| Estratto della fonte |
————

L’editoriale, lunghissimo, è prodigo di dettagli. Dopo aver enumerato tutte le possibili «aperture» in discorsi ed interviste, racconta di quando «un gruppo LGBT cattolico di Firenze, Kairos, scrisse una lettera al papa in giugno, chiedendo “apertura e dialogo” e notando che la mancanza di essi “alimenta sempre l’omofobia”. I cattolici LGBT scrissero anche ai Papi precedenti, ma Francesco è stato il primo a rispondere. Ambo le parti hanno largamente tenuto privato il contenuto della conversazione, a eccezione del livello di stupore prodotto dalla benedizione data dal papa al gruppo LGBT».

La strategia è alla luce del sole: «una cosa che sappiamo dal 2013 è che non conta la dedizione degli attivisti, alla fine noi dobbiamo affrontare spesso un eterosessuale che decide il nostro destino. I nove eterosessuali seduti alla Corte Suprema – sei dei quali sono cattolici – lanceranno una legislazione di vasta portata che faccia diventare legale l’eguaglianza di matrimonio nei 50 stati? La Camera dei rappresentanti – della quale un terzo dei membri è cattolico, più di ogni altra religione – passerà l’Employement Non-Discrimination Act? Considereranno il suggerimento del papa contro il lanciare i giudizi?».

Tutto chiarissimo. Nel finale, l’editoriale dice che alla fin fine non si aspetta di vedere i gay che hanno lasciato la Chiesa tornare all’ovile, ma i gay che invece vanno a messa ora hanno una speranza. La parola finale – che suona come una minaccia già in attuazione – viene lasciata a Equally Blessed, associazione di gay «cattolici»: «i leader cattolici che continuano a trascurare i gay e le lesbiche non possono più rivendicare che i loro commenti di fuoco rappresentino i sentimenti del papa. I Vescovi che si oppongono all’espansione dei diritti civili di base – come la fine della discriminazione sul posto di lavoro – non possono più dire che il papa approvi la loro agenda discriminatoria».

Mentre scrivo, hanno rimosso il Cardinale Burke. È notizia di poco fa. Il cardinale vicino ai temi del mondo prolife e della messa tridentina escluso dalla Congregazione dei vescovi.

————

| Usa le informazioni |
1. Rispondi alle domande con quanto dice il brano.
(a) Come si chiama il gruppo cattolico LGBT di Firenze che scrisse al papa?
(b) Quanti dei nove eterosessuali seduti alla Corte Suprema sono cattolici?
(c) A quale associazione viene lasciata la parola finale dell'editoriale?
2. Per ogni affermazione indica se concorda con il brano, rispondendo sì o no e citando le parole del brano che lo decidono.
(a) Francesco è stato il primo papa a rispondere ai cattolici LGBT.
(b) Il contenuto della conversazione tra il papa e il gruppo è stato reso pubblico per intero.
(c) Il Cardinale Burke è stato escluso dalla Congregazione dei vescovi.
3. Ripeti parola per parola il passo del brano tra "Tutto chiarissimo. Nel" e "Congregazione dei vescovi.", compresi gli estremi.
I record non hanno alcun legame con il brano.

————

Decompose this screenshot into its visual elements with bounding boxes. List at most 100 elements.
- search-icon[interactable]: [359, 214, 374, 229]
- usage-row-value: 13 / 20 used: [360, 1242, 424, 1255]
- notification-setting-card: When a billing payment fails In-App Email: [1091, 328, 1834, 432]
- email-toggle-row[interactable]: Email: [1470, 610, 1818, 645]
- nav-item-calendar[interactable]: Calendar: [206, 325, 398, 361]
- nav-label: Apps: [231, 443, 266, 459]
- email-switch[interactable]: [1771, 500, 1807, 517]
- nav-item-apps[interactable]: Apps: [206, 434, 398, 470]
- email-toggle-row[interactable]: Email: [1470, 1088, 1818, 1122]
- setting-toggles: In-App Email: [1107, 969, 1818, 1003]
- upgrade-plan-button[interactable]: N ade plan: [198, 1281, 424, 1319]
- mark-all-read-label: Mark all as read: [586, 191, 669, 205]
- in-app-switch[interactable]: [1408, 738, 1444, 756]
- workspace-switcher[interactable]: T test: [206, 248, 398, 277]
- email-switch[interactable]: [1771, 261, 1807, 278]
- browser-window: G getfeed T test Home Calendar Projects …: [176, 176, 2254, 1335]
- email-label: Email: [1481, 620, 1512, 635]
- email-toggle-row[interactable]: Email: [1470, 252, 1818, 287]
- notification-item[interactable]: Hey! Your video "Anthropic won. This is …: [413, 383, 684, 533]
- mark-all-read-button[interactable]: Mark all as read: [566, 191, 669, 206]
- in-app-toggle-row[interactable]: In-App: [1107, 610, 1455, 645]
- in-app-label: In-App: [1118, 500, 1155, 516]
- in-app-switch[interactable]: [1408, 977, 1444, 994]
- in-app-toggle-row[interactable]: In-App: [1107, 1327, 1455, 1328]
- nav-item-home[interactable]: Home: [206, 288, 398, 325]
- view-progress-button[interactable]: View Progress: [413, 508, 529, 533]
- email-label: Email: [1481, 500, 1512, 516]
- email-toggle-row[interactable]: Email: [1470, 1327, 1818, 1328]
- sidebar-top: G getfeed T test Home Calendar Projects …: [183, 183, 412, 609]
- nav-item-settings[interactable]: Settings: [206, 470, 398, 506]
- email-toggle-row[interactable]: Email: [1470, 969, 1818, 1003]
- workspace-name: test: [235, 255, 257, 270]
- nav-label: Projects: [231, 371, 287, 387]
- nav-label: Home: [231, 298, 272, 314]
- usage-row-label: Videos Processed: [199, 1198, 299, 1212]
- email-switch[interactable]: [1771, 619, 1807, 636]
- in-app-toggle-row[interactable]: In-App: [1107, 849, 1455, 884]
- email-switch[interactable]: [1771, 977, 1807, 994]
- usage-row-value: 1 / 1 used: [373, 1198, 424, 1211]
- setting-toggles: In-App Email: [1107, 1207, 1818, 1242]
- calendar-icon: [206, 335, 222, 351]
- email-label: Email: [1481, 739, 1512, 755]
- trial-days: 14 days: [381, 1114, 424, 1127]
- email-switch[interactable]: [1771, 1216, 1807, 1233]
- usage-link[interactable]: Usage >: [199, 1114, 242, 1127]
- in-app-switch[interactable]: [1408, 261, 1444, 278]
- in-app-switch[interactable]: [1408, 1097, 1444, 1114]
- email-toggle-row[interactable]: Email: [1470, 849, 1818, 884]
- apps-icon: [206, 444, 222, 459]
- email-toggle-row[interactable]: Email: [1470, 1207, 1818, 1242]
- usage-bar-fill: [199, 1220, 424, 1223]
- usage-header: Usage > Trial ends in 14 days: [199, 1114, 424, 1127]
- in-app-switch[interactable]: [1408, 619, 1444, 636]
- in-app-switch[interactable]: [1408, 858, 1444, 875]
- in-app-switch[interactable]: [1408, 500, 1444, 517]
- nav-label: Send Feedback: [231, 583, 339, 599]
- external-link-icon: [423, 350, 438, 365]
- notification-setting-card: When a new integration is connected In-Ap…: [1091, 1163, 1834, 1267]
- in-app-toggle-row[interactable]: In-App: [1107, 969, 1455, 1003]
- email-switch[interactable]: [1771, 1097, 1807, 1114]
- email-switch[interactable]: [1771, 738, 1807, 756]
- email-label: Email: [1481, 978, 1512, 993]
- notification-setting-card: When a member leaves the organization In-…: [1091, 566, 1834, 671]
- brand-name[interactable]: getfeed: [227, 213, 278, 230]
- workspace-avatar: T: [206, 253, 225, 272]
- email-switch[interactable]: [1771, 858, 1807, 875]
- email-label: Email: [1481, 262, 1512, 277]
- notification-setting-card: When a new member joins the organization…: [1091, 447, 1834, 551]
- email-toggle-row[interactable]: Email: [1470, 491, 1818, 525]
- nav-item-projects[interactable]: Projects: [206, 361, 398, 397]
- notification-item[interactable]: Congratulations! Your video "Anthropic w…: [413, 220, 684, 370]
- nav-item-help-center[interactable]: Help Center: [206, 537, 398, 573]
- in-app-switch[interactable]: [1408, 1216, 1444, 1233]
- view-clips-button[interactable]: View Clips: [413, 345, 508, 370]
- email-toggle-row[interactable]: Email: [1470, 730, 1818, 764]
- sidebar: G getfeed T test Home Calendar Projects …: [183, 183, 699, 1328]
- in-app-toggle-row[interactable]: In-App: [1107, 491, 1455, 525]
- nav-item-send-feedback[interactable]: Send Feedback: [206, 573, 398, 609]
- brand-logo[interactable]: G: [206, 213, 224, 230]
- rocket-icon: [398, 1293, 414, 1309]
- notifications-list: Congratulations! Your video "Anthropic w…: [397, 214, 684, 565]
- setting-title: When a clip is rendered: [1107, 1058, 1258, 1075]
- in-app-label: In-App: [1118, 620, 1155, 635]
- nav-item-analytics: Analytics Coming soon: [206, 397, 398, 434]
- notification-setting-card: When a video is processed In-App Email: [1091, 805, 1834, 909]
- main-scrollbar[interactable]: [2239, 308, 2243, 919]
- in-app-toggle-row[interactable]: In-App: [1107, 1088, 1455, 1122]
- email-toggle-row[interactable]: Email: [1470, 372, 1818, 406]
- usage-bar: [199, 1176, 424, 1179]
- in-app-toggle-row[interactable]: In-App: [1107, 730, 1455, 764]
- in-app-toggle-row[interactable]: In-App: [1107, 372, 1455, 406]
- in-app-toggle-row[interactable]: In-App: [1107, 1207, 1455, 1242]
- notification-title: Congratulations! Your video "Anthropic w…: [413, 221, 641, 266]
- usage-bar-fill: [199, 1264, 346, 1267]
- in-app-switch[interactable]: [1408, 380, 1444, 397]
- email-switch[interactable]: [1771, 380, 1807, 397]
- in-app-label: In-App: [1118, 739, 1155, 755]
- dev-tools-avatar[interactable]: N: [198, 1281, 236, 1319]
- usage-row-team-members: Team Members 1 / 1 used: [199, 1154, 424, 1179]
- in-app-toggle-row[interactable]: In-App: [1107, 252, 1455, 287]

————

| Risposte ai compiti |
1.
(a) Kairos.
(b) Sei.
(c) Equally Blessed.

2.
(a) Sì: "Francesco è stato il primo a rispondere".
(b) No: "Ambo le parti hanno largamente tenuto privato il contenuto della conversazione".
(c) Sì: "escluso dalla Congregazione dei vescovi".

3.
Tutto chiarissimo. Nel finale, l’editoriale dice che alla fin fine non si aspetta di vedere i gay che hanno lasciato la Chiesa tornare all’ovile, ma i gay che invece vanno a messa ora hanno una speranza. La parola finale – che suona come una minaccia già in attuazione – viene lasciata a Equally Blessed, associazione di gay «cattolici»: «i leader cattolici che continuano a trascurare i gay e le lesbiche non possono più rivendicare che i loro commenti di fuoco rappresentino i sentimenti del papa. I Vescovi che si oppongono all’espansione dei diritti civili di base – come la fine della discriminazione sul posto di lavoro – non possono più dire che il papa approvi la loro agenda discriminatoria».

Mentre scrivo, hanno rimosso il Cardinale Burke. È notizia di poco fa. Il cardinale vicino ai temi del mondo prolife e della messa tridentina escluso dalla Congregazione dei vescovi.